_Task_: Reproduce all entries precisely as they are written.

_Task data_:
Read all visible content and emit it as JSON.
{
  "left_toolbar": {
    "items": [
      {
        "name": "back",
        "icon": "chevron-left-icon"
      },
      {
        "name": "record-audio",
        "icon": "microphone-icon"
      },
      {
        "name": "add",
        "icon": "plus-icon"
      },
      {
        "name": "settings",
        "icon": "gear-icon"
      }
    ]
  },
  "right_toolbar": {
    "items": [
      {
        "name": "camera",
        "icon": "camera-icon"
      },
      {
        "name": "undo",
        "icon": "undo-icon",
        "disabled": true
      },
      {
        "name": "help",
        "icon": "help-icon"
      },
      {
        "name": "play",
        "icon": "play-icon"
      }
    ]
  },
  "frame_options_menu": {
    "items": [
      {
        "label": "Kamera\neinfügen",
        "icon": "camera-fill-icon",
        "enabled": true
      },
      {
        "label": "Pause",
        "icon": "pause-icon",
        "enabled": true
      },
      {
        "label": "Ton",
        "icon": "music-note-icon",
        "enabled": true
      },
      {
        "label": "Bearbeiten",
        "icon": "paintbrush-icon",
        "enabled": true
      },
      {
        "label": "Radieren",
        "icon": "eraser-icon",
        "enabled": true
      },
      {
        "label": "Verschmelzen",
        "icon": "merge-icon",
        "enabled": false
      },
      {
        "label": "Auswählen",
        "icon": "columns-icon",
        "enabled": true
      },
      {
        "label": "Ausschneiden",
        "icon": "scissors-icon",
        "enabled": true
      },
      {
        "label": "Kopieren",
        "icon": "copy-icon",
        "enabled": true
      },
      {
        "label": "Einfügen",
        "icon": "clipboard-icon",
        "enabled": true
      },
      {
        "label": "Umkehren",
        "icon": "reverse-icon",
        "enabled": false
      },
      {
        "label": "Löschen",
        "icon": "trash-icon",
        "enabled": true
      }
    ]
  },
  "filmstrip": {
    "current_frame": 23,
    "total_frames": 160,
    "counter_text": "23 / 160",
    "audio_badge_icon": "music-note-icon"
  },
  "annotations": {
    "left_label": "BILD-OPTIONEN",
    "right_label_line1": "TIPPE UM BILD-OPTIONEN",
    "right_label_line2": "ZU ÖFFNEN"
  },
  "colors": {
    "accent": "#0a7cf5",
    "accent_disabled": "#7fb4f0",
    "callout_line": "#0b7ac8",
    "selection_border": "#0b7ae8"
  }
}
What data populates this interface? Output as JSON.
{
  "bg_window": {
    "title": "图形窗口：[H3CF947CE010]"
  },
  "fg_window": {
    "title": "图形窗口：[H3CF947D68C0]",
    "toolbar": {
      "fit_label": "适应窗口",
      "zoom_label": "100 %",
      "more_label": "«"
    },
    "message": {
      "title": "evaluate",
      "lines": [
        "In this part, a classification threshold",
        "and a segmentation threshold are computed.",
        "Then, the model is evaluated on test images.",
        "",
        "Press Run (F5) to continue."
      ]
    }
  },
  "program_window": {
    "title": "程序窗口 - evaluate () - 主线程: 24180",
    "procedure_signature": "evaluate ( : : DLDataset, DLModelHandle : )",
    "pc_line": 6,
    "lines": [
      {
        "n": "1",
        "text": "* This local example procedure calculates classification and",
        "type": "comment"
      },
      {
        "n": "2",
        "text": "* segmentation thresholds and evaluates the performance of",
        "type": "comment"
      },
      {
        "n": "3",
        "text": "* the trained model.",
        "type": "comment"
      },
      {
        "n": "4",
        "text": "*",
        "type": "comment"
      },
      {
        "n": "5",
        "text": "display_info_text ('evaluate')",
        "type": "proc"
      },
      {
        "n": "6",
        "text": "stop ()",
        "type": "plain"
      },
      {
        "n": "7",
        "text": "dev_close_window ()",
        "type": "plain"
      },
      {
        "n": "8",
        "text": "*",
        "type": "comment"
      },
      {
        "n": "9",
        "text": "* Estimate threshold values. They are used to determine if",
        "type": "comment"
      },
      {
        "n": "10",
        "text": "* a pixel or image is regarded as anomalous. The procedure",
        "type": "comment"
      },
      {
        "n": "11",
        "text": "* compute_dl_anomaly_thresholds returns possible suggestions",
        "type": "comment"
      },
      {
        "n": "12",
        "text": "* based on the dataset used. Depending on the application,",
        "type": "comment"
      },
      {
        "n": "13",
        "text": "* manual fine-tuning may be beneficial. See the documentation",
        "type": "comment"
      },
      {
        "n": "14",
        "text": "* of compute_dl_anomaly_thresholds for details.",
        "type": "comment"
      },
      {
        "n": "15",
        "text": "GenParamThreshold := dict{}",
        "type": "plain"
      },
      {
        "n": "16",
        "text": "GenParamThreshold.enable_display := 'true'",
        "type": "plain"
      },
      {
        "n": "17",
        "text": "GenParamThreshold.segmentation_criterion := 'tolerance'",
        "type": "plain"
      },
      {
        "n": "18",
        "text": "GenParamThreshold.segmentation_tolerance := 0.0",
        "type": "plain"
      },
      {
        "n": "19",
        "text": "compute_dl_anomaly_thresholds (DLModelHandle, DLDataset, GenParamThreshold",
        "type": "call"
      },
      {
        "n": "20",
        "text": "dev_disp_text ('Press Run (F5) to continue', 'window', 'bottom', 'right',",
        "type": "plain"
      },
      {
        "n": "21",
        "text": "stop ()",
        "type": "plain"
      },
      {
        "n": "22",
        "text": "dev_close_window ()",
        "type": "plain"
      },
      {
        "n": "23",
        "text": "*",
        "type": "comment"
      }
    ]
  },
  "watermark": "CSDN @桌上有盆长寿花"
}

_Written answer_:
Read all visible content and emit it as JSON.
{
  "left_toolbar": {
    "items": [
      {
        "name": "back",
        "icon": "chevron-left-icon"
      },
      {
        "name": "record-audio",
        "icon": "microphone-icon"
      },
      {
        "name": "add",
        "icon": "plus-icon"
      },
      {
        "name": "settings",
        "icon": "gear-icon"
      }
    ]
  },
  "right_toolbar": {
    "items": [
      {
        "name": "camera",
        "icon": "camera-icon"
      },
      {
        "name": "undo",
        "icon": "undo-icon",
        "disabled": true
      },
      {
        "name": "help",
        "icon": "help-icon"
      },
      {
        "name": "play",
        "icon": "play-icon"
      }
    ]
  },
  "frame_options_menu": {
    "items": [
      {
        "label": "Kamera\neinfügen",
        "icon": "camera-fill-icon",
        "enabled": true
      },
      {
        "label": "Pause",
        "icon": "pause-icon",
        "enabled": true
      },
      {
        "label": "Ton",
        "icon": "music-note-icon",
        "enabled": true
      },
      {
        "label": "Bearbeiten",
        "icon": "paintbrush-icon",
        "enabled": true
      },
      {
        "label": "Radieren",
        "icon": "eraser-icon",
        "enabled": true
      },
      {
        "label": "Verschmelzen",
        "icon": "merge-icon",
        "enabled": false
      },
      {
        "label": "Auswählen",
        "icon": "columns-icon",
        "enabled": true
      },
      {
        "label": "Ausschneiden",
        "icon": "scissors-icon",
        "enabled": true
      },
      {
        "label": "Kopieren",
        "icon": "copy-icon",
        "enabled": true
      },
      {
        "label": "Einfügen",
        "icon": "clipboard-icon",
        "enabled": true
      },
      {
        "label": "Umkehren",
        "icon": "reverse-icon",
        "enabled": false
      },
      {
        "label": "Löschen",
        "icon": "trash-icon",
        "enabled": true
      }
    ]
  },
  "filmstrip": {
    "current_frame": 23,
    "total_frames": 160,
    "counter_text": "23 / 160",
    "audio_badge_icon": "music-note-icon"
  },
  "annotations": {
    "left_label": "BILD-OPTIONEN",
    "right_label_line1": "TIPPE UM BILD-OPTIONEN",
    "right_label_line2": "ZU ÖFFNEN"
  },
  "colors": {
    "accent": "#0a7cf5",
    "accent_disabled": "#7fb4f0",
    "callout_line": "#0b7ac8",
    "selection_border": "#0b7ae8"
  }
}
What data populates this interface? Output as JSON.
{
  "bg_window": {
    "title": "图形窗口：[H3CF947CE010]"
  },
  "fg_window": {
    "title": "图形窗口：[H3CF947D68C0]",
    "toolbar": {
      "fit_label": "适应窗口",
      "zoom_label": "100 %",
      "more_label": "«"
    },
    "message": {
      "title": "evaluate",
      "lines": [
        "In this part, a classification threshold",
        "and a segmentation threshold are computed.",
        "Then, the model is evaluated on test images.",
        "",
        "Press Run (F5) to continue."
      ]
    }
  },
  "program_window": {
    "title": "程序窗口 - evaluate () - 主线程: 24180",
    "procedure_signature": "evaluate ( : : DLDataset, DLModelHandle : )",
    "pc_line": 6,
    "lines": [
      {
        "n": "1",
        "text": "* This local example procedure calculates classification and",
        "type": "comment"
      },
      {
        "n": "2",
        "text": "* segmentation thresholds and evaluates the performance of",
        "type": "comment"
      },
      {
        "n": "3",
        "text": "* the trained model.",
        "type": "comment"
      },
      {
        "n": "4",
        "text": "*",
        "type": "comment"
      },
      {
        "n": "5",
        "text": "display_info_text ('evaluate')",
        "type": "proc"
      },
      {
        "n": "6",
        "text": "stop ()",
        "type": "plain"
      },
      {
        "n": "7",
        "text": "dev_close_window ()",
        "type": "plain"
      },
      {
        "n": "8",
        "text": "*",
        "type": "comment"
      },
      {
        "n": "9",
        "text": "* Estimate threshold values. They are used to determine if",
        "type": "comment"
      },
      {
        "n": "10",
        "text": "* a pixel or image is regarded as anomalous. The procedure",
        "type": "comment"
      },
      {
        "n": "11",
        "text": "* compute_dl_anomaly_thresholds returns possible suggestions",
        "type": "comment"
      },
      {
        "n": "12",
        "text": "* based on the dataset used. Depending on the application,",
        "type": "comment"
      },
      {
        "n": "13",
        "text": "* manual fine-tuning may be beneficial. See the documentation",
        "type": "comment"
      },
      {
        "n": "14",
        "text": "* of compute_dl_anomaly_thresholds for details.",
        "type": "comment"
      },
      {
        "n": "15",
        "text": "GenParamThreshold := dict{}",
        "type": "plain"
      },
      {
        "n": "16",
        "text": "GenParamThreshold.enable_display := 'true'",
        "type": "plain"
      },
      {
        "n": "17",
        "text": "GenParamThreshold.segmentation_criterion := 'tolerance'",
        "type": "plain"
      },
      {
        "n": "18",
        "text": "GenParamThreshold.segmentation_tolerance := 0.0",
        "type": "plain"
      },
      {
        "n": "19",
        "text": "compute_dl_anomaly_thresholds (DLModelHandle, DLDataset, GenParamThreshold",
        "type": "call"
      },
      {
        "n": "20",
        "text": "dev_disp_text ('Press Run (F5) to continue', 'window', 'bottom', 'right',",
        "type": "plain"
      },
      {
        "n": "21",
        "text": "stop ()",
        "type": "plain"
      },
      {
        "n": "22",
        "text": "dev_close_window ()",
        "type": "plain"
      },
      {
        "n": "23",
        "text": "*",
        "type": "comment"
      }
    ]
  },
  "watermark": "CSDN @桌上有盆长寿花"
}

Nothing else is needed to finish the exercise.